● **WORKING DATA**:
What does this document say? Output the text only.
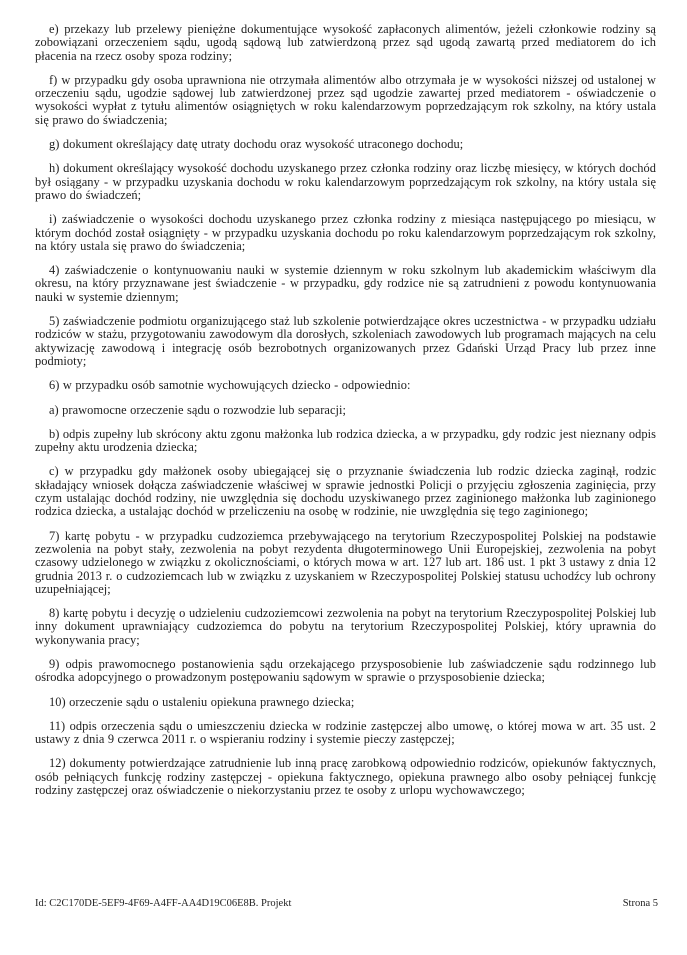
e) przekazy lub przelewy pieniężne dokumentujące wysokość zapłaconych alimentów, jeżeli członkowie rodziny są zobowiązani orzeczeniem sądu, ugodą sądową lub zatwierdzoną przez sąd ugodą zawartą przed mediatorem do ich płacenia na rzecz osoby spoza rodziny;

f) w przypadku gdy osoba uprawniona nie otrzymała alimentów albo otrzymała je w wysokości niższej od ustalonej w orzeczeniu sądu, ugodzie sądowej lub zatwierdzonej przez sąd ugodzie zawartej przed mediatorem - oświadczenie o wysokości wypłat z tytułu alimentów osiągniętych w roku kalendarzowym poprzedzającym rok szkolny, na który ustala się prawo do świadczenia;

g) dokument określający datę utraty dochodu oraz wysokość utraconego dochodu;

h) dokument określający wysokość dochodu uzyskanego przez członka rodziny oraz liczbę miesięcy, w których dochód był osiągany - w przypadku uzyskania dochodu w roku kalendarzowym poprzedzającym rok szkolny, na który ustala się prawo do świadczeń;

i) zaświadczenie o wysokości dochodu uzyskanego przez członka rodziny z miesiąca następującego po miesiącu, w którym dochód został osiągnięty - w przypadku uzyskania dochodu po roku kalendarzowym poprzedzającym rok szkolny, na który ustala się prawo do świadczenia;

4) zaświadczenie o kontynuowaniu nauki w systemie dziennym w roku szkolnym lub akademickim właściwym dla okresu, na który przyznawane jest świadczenie - w przypadku, gdy rodzice nie są zatrudnieni z powodu kontynuowania nauki w systemie dziennym;

5) zaświadczenie podmiotu organizującego staż lub szkolenie potwierdzające okres uczestnictwa - w przypadku udziału rodziców w stażu, przygotowaniu zawodowym dla dorosłych, szkoleniach zawodowych lub programach mających na celu aktywizację zawodową i integrację osób bezrobotnych organizowanych przez Gdański Urząd Pracy lub przez inne podmioty;

6) w przypadku osób samotnie wychowujących dziecko - odpowiednio:

a) prawomocne orzeczenie sądu o rozwodzie lub separacji;

b) odpis zupełny lub skrócony aktu zgonu małżonka lub rodzica dziecka, a w przypadku, gdy rodzic jest nieznany odpis zupełny aktu urodzenia dziecka;

c) w przypadku gdy małżonek osoby ubiegającej się o przyznanie świadczenia lub rodzic dziecka zaginął, rodzic składający wniosek dołącza zaświadczenie właściwej w sprawie jednostki Policji o przyjęciu zgłoszenia zaginięcia, przy czym ustalając dochód rodziny, nie uwzględnia się dochodu uzyskiwanego przez zaginionego małżonka lub zaginionego rodzica dziecka, a ustalając dochód w przeliczeniu na osobę w rodzinie, nie uwzględnia się tego zaginionego;

7) kartę pobytu - w przypadku cudzoziemca przebywającego na terytorium Rzeczypospolitej Polskiej na podstawie zezwolenia na pobyt stały, zezwolenia na pobyt rezydenta długoterminowego Unii Europejskiej, zezwolenia na pobyt czasowy udzielonego w związku z okolicznościami, o których mowa w art. 127 lub art. 186 ust. 1 pkt 3 ustawy z dnia 12 grudnia 2013 r. o cudzoziemcach lub w związku z uzyskaniem w Rzeczypospolitej Polskiej statusu uchodźcy lub ochrony uzupełniającej;

8) kartę pobytu i decyzję o udzieleniu cudzoziemcowi zezwolenia na pobyt na terytorium Rzeczypospolitej Polskiej lub inny dokument uprawniający cudzoziemca do pobytu na terytorium Rzeczypospolitej Polskiej, który uprawnia do wykonywania pracy;

9) odpis prawomocnego postanowienia sądu orzekającego przysposobienie lub zaświadczenie sądu rodzinnego lub ośrodka adopcyjnego o prowadzonym postępowaniu sądowym w sprawie o przysposobienie dziecka;

10) orzeczenie sądu o ustaleniu opiekuna prawnego dziecka;

11) odpis orzeczenia sądu o umieszczeniu dziecka w rodzinie zastępczej albo umowę, o której mowa w art. 35 ust. 2 ustawy z dnia 9 czerwca 2011 r. o wspieraniu rodziny i systemie pieczy zastępczej;

12) dokumenty potwierdzające zatrudnienie lub inną pracę zarobkową odpowiednio rodziców, opiekunów faktycznych, osób pełniących funkcję rodziny zastępczej - opiekuna faktycznego, opiekuna prawnego albo osoby pełniącej funkcję rodziny zastępczej oraz oświadczenie o niekorzystaniu przez te osoby z urlopu wychowawczego;

Id: C2C170DE-5EF9-4F69-A4FF-AA4D19C06E8B. Projekt	Strona 5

● **PROBLEM REQUIREMENTS**: The listing above needs to be output again exactly. Don't include the pictures.

● **THE ANSWER**:
What does this document say? Output the text only.
e) przekazy lub przelewy pieniężne dokumentujące wysokość zapłaconych alimentów, jeżeli członkowie rodziny są zobowiązani orzeczeniem sądu, ugodą sądową lub zatwierdzoną przez sąd ugodą zawartą przed mediatorem do ich płacenia na rzecz osoby spoza rodziny;

f) w przypadku gdy osoba uprawniona nie otrzymała alimentów albo otrzymała je w wysokości niższej od ustalonej w orzeczeniu sądu, ugodzie sądowej lub zatwierdzonej przez sąd ugodzie zawartej przed mediatorem - oświadczenie o wysokości wypłat z tytułu alimentów osiągniętych w roku kalendarzowym poprzedzającym rok szkolny, na który ustala się prawo do świadczenia;

g) dokument określający datę utraty dochodu oraz wysokość utraconego dochodu;

h) dokument określający wysokość dochodu uzyskanego przez członka rodziny oraz liczbę miesięcy, w których dochód był osiągany - w przypadku uzyskania dochodu w roku kalendarzowym poprzedzającym rok szkolny, na który ustala się prawo do świadczeń;

i) zaświadczenie o wysokości dochodu uzyskanego przez członka rodziny z miesiąca następującego po miesiącu, w którym dochód został osiągnięty - w przypadku uzyskania dochodu po roku kalendarzowym poprzedzającym rok szkolny, na który ustala się prawo do świadczenia;

4) zaświadczenie o kontynuowaniu nauki w systemie dziennym w roku szkolnym lub akademickim właściwym dla okresu, na który przyznawane jest świadczenie - w przypadku, gdy rodzice nie są zatrudnieni z powodu kontynuowania nauki w systemie dziennym;

5) zaświadczenie podmiotu organizującego staż lub szkolenie potwierdzające okres uczestnictwa - w przypadku udziału rodziców w stażu, przygotowaniu zawodowym dla dorosłych, szkoleniach zawodowych lub programach mających na celu aktywizację zawodową i integrację osób bezrobotnych organizowanych przez Gdański Urząd Pracy lub przez inne podmioty;

6) w przypadku osób samotnie wychowujących dziecko - odpowiednio:

a) prawomocne orzeczenie sądu o rozwodzie lub separacji;

b) odpis zupełny lub skrócony aktu zgonu małżonka lub rodzica dziecka, a w przypadku, gdy rodzic jest nieznany odpis zupełny aktu urodzenia dziecka;

c) w przypadku gdy małżonek osoby ubiegającej się o przyznanie świadczenia lub rodzic dziecka zaginął, rodzic składający wniosek dołącza zaświadczenie właściwej w sprawie jednostki Policji o przyjęciu zgłoszenia zaginięcia, przy czym ustalając dochód rodziny, nie uwzględnia się dochodu uzyskiwanego przez zaginionego małżonka lub zaginionego rodzica dziecka, a ustalając dochód w przeliczeniu na osobę w rodzinie, nie uwzględnia się tego zaginionego;

7) kartę pobytu - w przypadku cudzoziemca przebywającego na terytorium Rzeczypospolitej Polskiej na podstawie zezwolenia na pobyt stały, zezwolenia na pobyt rezydenta długoterminowego Unii Europejskiej, zezwolenia na pobyt czasowy udzielonego w związku z okolicznościami, o których mowa w art. 127 lub art. 186 ust. 1 pkt 3 ustawy z dnia 12 grudnia 2013 r. o cudzoziemcach lub w związku z uzyskaniem w Rzeczypospolitej Polskiej statusu uchodźcy lub ochrony uzupełniającej;

8) kartę pobytu i decyzję o udzieleniu cudzoziemcowi zezwolenia na pobyt na terytorium Rzeczypospolitej Polskiej lub inny dokument uprawniający cudzoziemca do pobytu na terytorium Rzeczypospolitej Polskiej, który uprawnia do wykonywania pracy;

9) odpis prawomocnego postanowienia sądu orzekającego przysposobienie lub zaświadczenie sądu rodzinnego lub ośrodka adopcyjnego o prowadzonym postępowaniu sądowym w sprawie o przysposobienie dziecka;

10) orzeczenie sądu o ustaleniu opiekuna prawnego dziecka;

11) odpis orzeczenia sądu o umieszczeniu dziecka w rodzinie zastępczej albo umowę, o której mowa w art. 35 ust. 2 ustawy z dnia 9 czerwca 2011 r. o wspieraniu rodziny i systemie pieczy zastępczej;

12) dokumenty potwierdzające zatrudnienie lub inną pracę zarobkową odpowiednio rodziców, opiekunów faktycznych, osób pełniących funkcję rodziny zastępczej - opiekuna faktycznego, opiekuna prawnego albo osoby pełniącej funkcję rodziny zastępczej oraz oświadczenie o niekorzystaniu przez te osoby z urlopu wychowawczego;

Id: C2C170DE-5EF9-4F69-A4FF-AA4D19C06E8B. Projekt	Strona 5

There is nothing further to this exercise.